» Task to carry out: Print the data that follows exactly.

» Material provided:
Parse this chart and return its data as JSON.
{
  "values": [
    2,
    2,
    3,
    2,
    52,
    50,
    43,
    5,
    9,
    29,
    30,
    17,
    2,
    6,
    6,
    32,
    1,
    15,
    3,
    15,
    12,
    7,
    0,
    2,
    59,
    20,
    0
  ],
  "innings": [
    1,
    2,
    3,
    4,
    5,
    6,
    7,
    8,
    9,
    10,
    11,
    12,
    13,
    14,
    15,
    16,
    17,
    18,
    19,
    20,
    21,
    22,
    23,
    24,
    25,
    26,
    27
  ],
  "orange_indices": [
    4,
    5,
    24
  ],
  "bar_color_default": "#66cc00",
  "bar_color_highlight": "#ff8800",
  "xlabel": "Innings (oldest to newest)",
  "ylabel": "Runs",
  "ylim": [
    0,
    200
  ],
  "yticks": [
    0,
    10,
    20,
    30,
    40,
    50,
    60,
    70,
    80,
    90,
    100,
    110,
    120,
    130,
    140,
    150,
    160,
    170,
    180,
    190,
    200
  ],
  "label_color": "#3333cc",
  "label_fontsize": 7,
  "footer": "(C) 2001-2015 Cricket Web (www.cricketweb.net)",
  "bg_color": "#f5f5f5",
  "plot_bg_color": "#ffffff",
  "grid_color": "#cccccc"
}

» Task response:
Parse this chart and return its data as JSON.
{
  "values": [
    2,
    2,
    3,
    2,
    52,
    50,
    43,
    5,
    9,
    29,
    30,
    17,
    2,
    6,
    6,
    32,
    1,
    15,
    3,
    15,
    12,
    7,
    0,
    2,
    59,
    20,
    0
  ],
  "innings": [
    1,
    2,
    3,
    4,
    5,
    6,
    7,
    8,
    9,
    10,
    11,
    12,
    13,
    14,
    15,
    16,
    17,
    18,
    19,
    20,
    21,
    22,
    23,
    24,
    25,
    26,
    27
  ],
  "orange_indices": [
    4,
    5,
    24
  ],
  "bar_color_default": "#66cc00",
  "bar_color_highlight": "#ff8800",
  "xlabel": "Innings (oldest to newest)",
  "ylabel": "Runs",
  "ylim": [
    0,
    200
  ],
  "yticks": [
    0,
    10,
    20,
    30,
    40,
    50,
    60,
    70,
    80,
    90,
    100,
    110,
    120,
    130,
    140,
    150,
    160,
    170,
    180,
    190,
    200
  ],
  "label_color": "#3333cc",
  "label_fontsize": 7,
  "footer": "(C) 2001-2015 Cricket Web (www.cricketweb.net)",
  "bg_color": "#f5f5f5",
  "plot_bg_color": "#ffffff",
  "grid_color": "#cccccc"
}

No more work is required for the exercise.